---- Task material
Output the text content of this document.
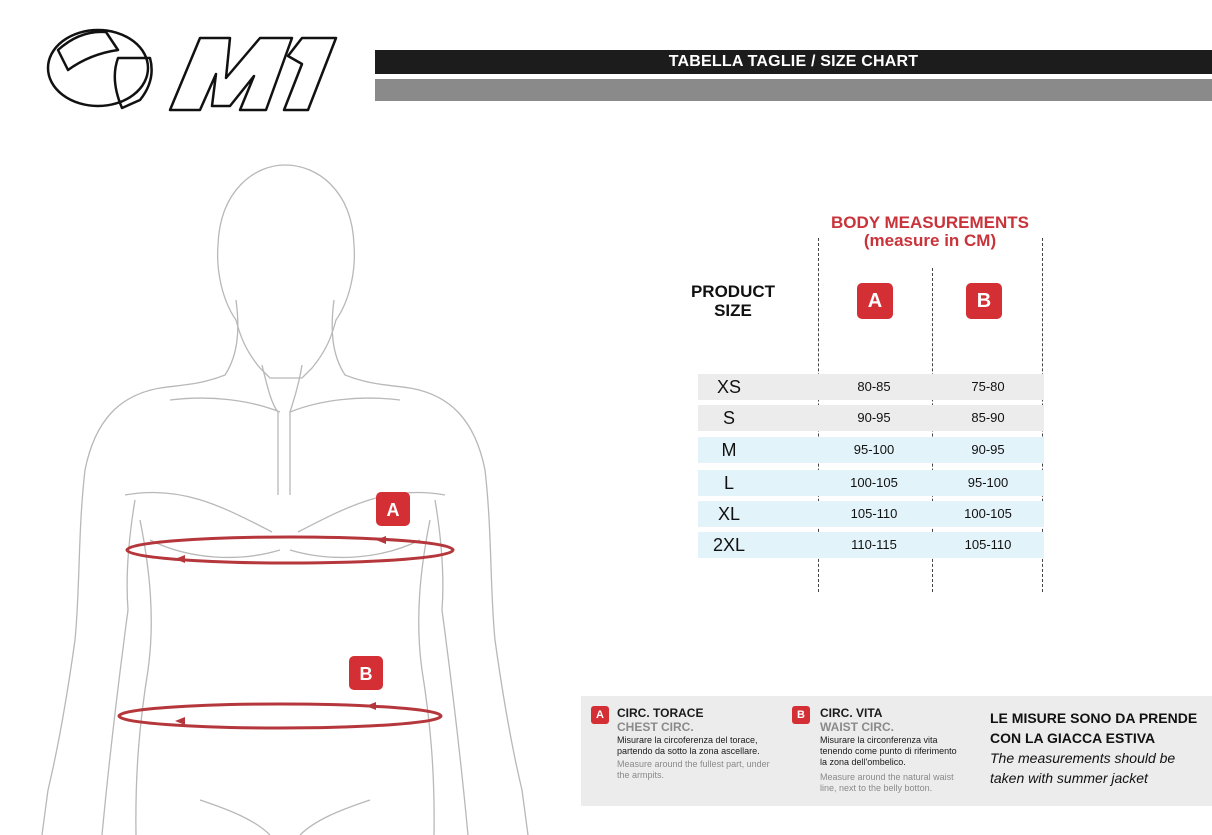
TABELLA TAGLIE / SIZE CHART
A
B
BODY MEASUREMENTS
(measure in CM)
PRODUCT
SIZE	A	B
XS	80-85	75-80
S	90-95	85-90
M	95-100	90-95
L	100-105	95-100
XL	105-110	100-105
2XL	110-115	105-110
A	CIRC. TORACE
CHEST CIRC.
Misurare la circoferenza del torace,
partendo da sotto la zona ascellare.
Measure around the fullest part, under
the armpits.
B	CIRC. VITA
WAIST CIRC.
Misurare la circonferenza vita
tenendo come punto di riferimento
la zona dell'ombelico.
Measure around the natural waist
line, next to the belly botton.
LE MISURE SONO DA PRENDE CON LA GIACCA ESTIVA
The measurements should be taken with summer jacket
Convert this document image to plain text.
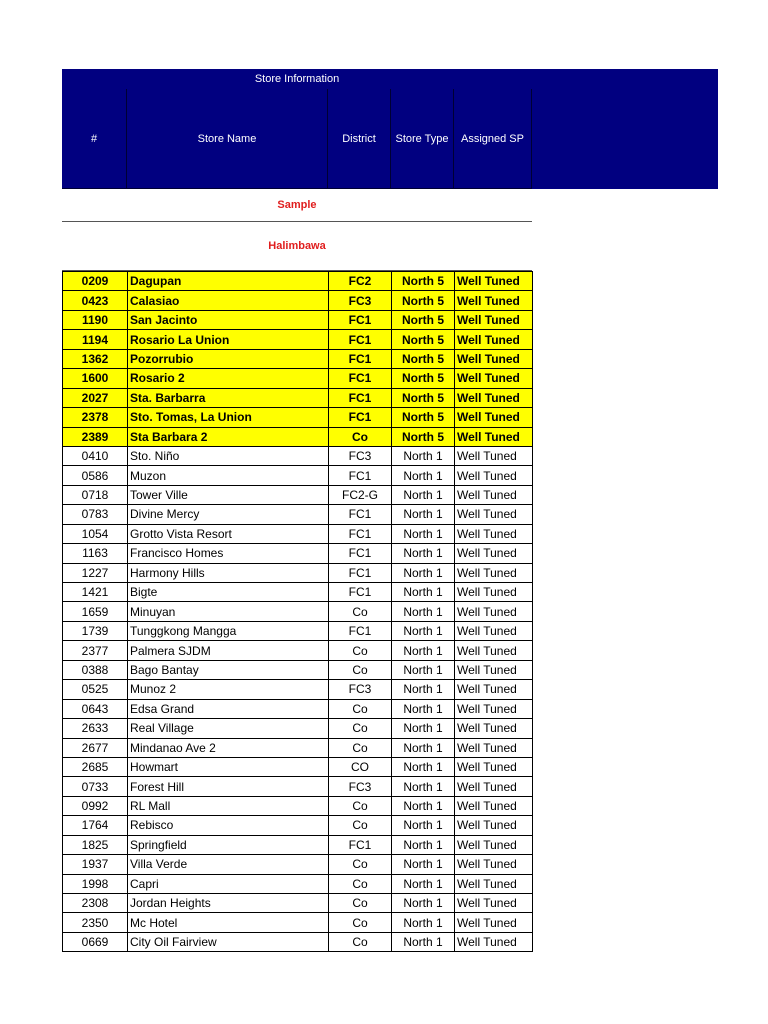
Store Information
#	Store Name	District	Store Type	Assigned SP
Sample
Halimbawa
0209	Dagupan	FC2	North 5	Well Tuned
0423	Calasiao	FC3	North 5	Well Tuned
1190	San Jacinto	FC1	North 5	Well Tuned
1194	Rosario La Union	FC1	North 5	Well Tuned
1362	Pozorrubio	FC1	North 5	Well Tuned
1600	Rosario 2	FC1	North 5	Well Tuned
2027	Sta. Barbarra	FC1	North 5	Well Tuned
2378	Sto. Tomas, La Union	FC1	North 5	Well Tuned
2389	Sta Barbara 2	Co	North 5	Well Tuned
0410	Sto. Niño	FC3	North 1	Well Tuned
0586	Muzon	FC1	North 1	Well Tuned
0718	Tower Ville	FC2-G	North 1	Well Tuned
0783	Divine Mercy	FC1	North 1	Well Tuned
1054	Grotto Vista Resort	FC1	North 1	Well Tuned
1163	Francisco Homes	FC1	North 1	Well Tuned
1227	Harmony Hills	FC1	North 1	Well Tuned
1421	Bigte	FC1	North 1	Well Tuned
1659	Minuyan	Co	North 1	Well Tuned
1739	Tunggkong Mangga	FC1	North 1	Well Tuned
2377	Palmera SJDM	Co	North 1	Well Tuned
0388	Bago Bantay	Co	North 1	Well Tuned
0525	Munoz 2	FC3	North 1	Well Tuned
0643	Edsa Grand	Co	North 1	Well Tuned
2633	Real Village	Co	North 1	Well Tuned
2677	Mindanao Ave 2	Co	North 1	Well Tuned
2685	Howmart	CO	North 1	Well Tuned
0733	Forest Hill	FC3	North 1	Well Tuned
0992	RL Mall	Co	North 1	Well Tuned
1764	Rebisco	Co	North 1	Well Tuned
1825	Springfield	FC1	North 1	Well Tuned
1937	Villa Verde	Co	North 1	Well Tuned
1998	Capri	Co	North 1	Well Tuned
2308	Jordan Heights	Co	North 1	Well Tuned
2350	Mc Hotel	Co	North 1	Well Tuned
0669	City Oil Fairview	Co	North 1	Well Tuned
--------
What needs to be done:
Copy the whole listing above word for word but do not carry over the pictures.

Answer:
Output the text content of this document.
TABELLA TAGLIE / SIZE CHART
A
B
BODY MEASUREMENTS
(measure in CM)
PRODUCT
SIZE	A	B
XS	80-85	75-80
S	90-95	85-90
M	95-100	90-95
L	100-105	95-100
XL	105-110	100-105
2XL	110-115	105-110
A	CIRC. TORACE
CHEST CIRC.
Misurare la circoferenza del torace,
partendo da sotto la zona ascellare.
Measure around the fullest part, under
the armpits.
B	CIRC. VITA
WAIST CIRC.
Misurare la circonferenza vita
tenendo come punto di riferimento
la zona dell'ombelico.
Measure around the natural waist
line, next to the belly botton.
LE MISURE SONO DA PRENDE CON LA GIACCA ESTIVA
The measurements should be taken with summer jacket
Convert this document image to plain text.
Store Information
#	Store Name	District	Store Type	Assigned SP
Sample
Halimbawa
0209	Dagupan	FC2	North 5	Well Tuned
0423	Calasiao	FC3	North 5	Well Tuned
1190	San Jacinto	FC1	North 5	Well Tuned
1194	Rosario La Union	FC1	North 5	Well Tuned
1362	Pozorrubio	FC1	North 5	Well Tuned
1600	Rosario 2	FC1	North 5	Well Tuned
2027	Sta. Barbarra	FC1	North 5	Well Tuned
2378	Sto. Tomas, La Union	FC1	North 5	Well Tuned
2389	Sta Barbara 2	Co	North 5	Well Tuned
0410	Sto. Niño	FC3	North 1	Well Tuned
0586	Muzon	FC1	North 1	Well Tuned
0718	Tower Ville	FC2-G	North 1	Well Tuned
0783	Divine Mercy	FC1	North 1	Well Tuned
1054	Grotto Vista Resort	FC1	North 1	Well Tuned
1163	Francisco Homes	FC1	North 1	Well Tuned
1227	Harmony Hills	FC1	North 1	Well Tuned
1421	Bigte	FC1	North 1	Well Tuned
1659	Minuyan	Co	North 1	Well Tuned
1739	Tunggkong Mangga	FC1	North 1	Well Tuned
2377	Palmera SJDM	Co	North 1	Well Tuned
0388	Bago Bantay	Co	North 1	Well Tuned
0525	Munoz 2	FC3	North 1	Well Tuned
0643	Edsa Grand	Co	North 1	Well Tuned
2633	Real Village	Co	North 1	Well Tuned
2677	Mindanao Ave 2	Co	North 1	Well Tuned
2685	Howmart	CO	North 1	Well Tuned
0733	Forest Hill	FC3	North 1	Well Tuned
0992	RL Mall	Co	North 1	Well Tuned
1764	Rebisco	Co	North 1	Well Tuned
1825	Springfield	FC1	North 1	Well Tuned
1937	Villa Verde	Co	North 1	Well Tuned
1998	Capri	Co	North 1	Well Tuned
2308	Jordan Heights	Co	North 1	Well Tuned
2350	Mc Hotel	Co	North 1	Well Tuned
0669	City Oil Fairview	Co	North 1	Well Tuned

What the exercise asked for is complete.